• DIRECTIVE 1
According to the book review, which two awards' nominated novels is the reviewer giving individual entries this year?

• DOCUMENT EXTRACT

··········

This year I’m giving each nominated work for the Hugo and Nebula novel awards their very own entry after I read them.


Ancillary Justice by Ann Leckie was a good book. I enjoyed reading it. But it didn’t live up to the hype.

I heard about this book soon after it was released. There was a big splash on many different blogs that I read about how awesome it was. I considered checking it out from the library, but I was busy with schoolwork and did not end up doing that.

The technique of alternating between a past timeline and a present timeline worked well to keep my interest in the story. It was also interesting in that the point of view in the present time and the past time were the same but different. Not just a singular character in two different times, but a multiplicity in one time and a slice of that multiplicity in the other.

And then there were the pronouns.

The language of the main society on which the story focuses has no gender. There are different ways to handle “translating” something with no gender into a language that does have gender. I would posit that the English language is not heavily gendered. It lacks that gendered nouns of, for example, Spanish, that require a matching gender for modifiers. But English does have gender specific pronouns. And, generally, when one wishes to remove gender from consideration in the English language, one will either use the neutral “it” or what ends up being the default, “he.”

··········

• MATERIAL TO PROCESS

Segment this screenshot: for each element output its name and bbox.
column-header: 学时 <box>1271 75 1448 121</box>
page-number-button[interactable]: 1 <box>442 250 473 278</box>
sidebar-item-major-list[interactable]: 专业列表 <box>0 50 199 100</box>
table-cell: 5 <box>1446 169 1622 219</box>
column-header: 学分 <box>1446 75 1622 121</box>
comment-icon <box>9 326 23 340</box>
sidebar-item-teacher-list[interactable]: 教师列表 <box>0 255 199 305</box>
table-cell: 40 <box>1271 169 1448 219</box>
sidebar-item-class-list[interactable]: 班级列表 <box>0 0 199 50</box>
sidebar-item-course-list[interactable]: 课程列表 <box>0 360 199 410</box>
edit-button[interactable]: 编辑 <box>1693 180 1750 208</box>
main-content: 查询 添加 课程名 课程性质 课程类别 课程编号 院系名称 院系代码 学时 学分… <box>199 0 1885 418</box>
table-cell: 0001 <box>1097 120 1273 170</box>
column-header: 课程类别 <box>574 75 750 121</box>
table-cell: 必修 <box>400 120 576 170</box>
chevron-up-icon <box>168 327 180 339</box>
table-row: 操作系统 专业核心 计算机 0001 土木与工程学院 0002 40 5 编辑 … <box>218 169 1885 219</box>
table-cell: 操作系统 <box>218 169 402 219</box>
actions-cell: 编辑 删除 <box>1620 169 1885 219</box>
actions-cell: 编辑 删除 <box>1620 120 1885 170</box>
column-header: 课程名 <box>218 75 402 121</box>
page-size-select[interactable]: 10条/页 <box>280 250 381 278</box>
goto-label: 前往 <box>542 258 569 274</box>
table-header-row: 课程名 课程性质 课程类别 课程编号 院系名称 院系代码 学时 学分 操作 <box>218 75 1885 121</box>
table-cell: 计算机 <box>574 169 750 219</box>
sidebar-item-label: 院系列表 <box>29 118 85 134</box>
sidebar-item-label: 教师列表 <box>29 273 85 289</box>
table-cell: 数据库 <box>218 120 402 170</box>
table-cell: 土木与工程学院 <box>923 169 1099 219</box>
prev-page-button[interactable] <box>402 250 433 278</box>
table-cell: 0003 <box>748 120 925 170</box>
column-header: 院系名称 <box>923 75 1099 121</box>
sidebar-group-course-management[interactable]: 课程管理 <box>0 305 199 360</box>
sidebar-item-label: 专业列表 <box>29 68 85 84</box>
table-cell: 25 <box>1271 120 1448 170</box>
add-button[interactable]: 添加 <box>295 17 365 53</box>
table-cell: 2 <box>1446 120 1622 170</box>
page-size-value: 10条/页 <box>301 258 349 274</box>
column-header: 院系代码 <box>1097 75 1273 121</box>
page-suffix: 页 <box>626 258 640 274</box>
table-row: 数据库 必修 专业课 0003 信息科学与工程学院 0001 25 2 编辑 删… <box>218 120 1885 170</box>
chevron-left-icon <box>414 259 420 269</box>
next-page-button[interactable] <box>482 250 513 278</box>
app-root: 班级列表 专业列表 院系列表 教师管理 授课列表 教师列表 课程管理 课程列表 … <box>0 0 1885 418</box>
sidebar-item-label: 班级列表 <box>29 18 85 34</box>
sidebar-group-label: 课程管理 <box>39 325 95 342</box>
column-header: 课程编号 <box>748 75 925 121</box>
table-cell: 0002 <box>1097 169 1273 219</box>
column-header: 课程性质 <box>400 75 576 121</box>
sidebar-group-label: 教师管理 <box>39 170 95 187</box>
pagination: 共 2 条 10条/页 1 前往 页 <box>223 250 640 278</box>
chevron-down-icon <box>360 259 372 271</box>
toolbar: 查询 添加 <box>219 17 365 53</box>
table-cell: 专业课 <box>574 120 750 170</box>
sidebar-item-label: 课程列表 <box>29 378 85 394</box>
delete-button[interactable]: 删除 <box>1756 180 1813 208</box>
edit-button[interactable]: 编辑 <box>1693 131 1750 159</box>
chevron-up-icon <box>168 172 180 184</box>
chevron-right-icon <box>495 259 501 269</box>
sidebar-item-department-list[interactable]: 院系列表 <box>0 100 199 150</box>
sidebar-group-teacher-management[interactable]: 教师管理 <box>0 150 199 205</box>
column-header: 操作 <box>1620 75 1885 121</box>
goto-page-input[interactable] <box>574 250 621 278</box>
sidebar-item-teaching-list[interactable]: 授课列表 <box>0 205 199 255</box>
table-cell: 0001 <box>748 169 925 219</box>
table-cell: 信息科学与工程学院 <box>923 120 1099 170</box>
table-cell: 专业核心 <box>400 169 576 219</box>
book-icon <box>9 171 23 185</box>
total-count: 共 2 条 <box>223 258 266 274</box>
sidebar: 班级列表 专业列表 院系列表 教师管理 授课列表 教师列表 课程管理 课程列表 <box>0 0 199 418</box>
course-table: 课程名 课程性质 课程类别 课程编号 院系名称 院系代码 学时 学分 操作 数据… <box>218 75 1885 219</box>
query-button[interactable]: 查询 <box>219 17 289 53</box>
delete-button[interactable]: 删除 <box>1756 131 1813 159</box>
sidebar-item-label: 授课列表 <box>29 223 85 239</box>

··········

• DIRECTIVE 2
Put the records into a numbered list, starting at the first line of the records and ending at the line that contains "chevron-up-icon <box>168 327 180 339</box>", with blank lines left out.

• ANSWER 1
The Hugo and Nebula novel awards.

• ANSWER 2
1. Segment this screenshot: for each element output its name and bbox.
2. column-header: 学时 <box>1271 75 1448 121</box>
3. page-number-button[interactable]: 1 <box>442 250 473 278</box>
4. sidebar-item-major-list[interactable]: 专业列表 <box>0 50 199 100</box>
5. table-cell: 5 <box>1446 169 1622 219</box>
6. column-header: 学分 <box>1446 75 1622 121</box>
7. comment-icon <box>9 326 23 340</box>
8. sidebar-item-teacher-list[interactable]: 教师列表 <box>0 255 199 305</box>
9. table-cell: 40 <box>1271 169 1448 219</box>
10. sidebar-item-class-list[interactable]: 班级列表 <box>0 0 199 50</box>
11. sidebar-item-course-list[interactable]: 课程列表 <box>0 360 199 410</box>
12. edit-button[interactable]: 编辑 <box>1693 180 1750 208</box>
13. main-content: 查询 添加 课程名 课程性质 课程类别 课程编号 院系名称 院系代码 学时 学分… <box>199 0 1885 418</box>
14. table-cell: 0001 <box>1097 120 1273 170</box>
15. column-header: 课程类别 <box>574 75 750 121</box>
16. table-cell: 必修 <box>400 120 576 170</box>
17. chevron-up-icon <box>168 327 180 339</box>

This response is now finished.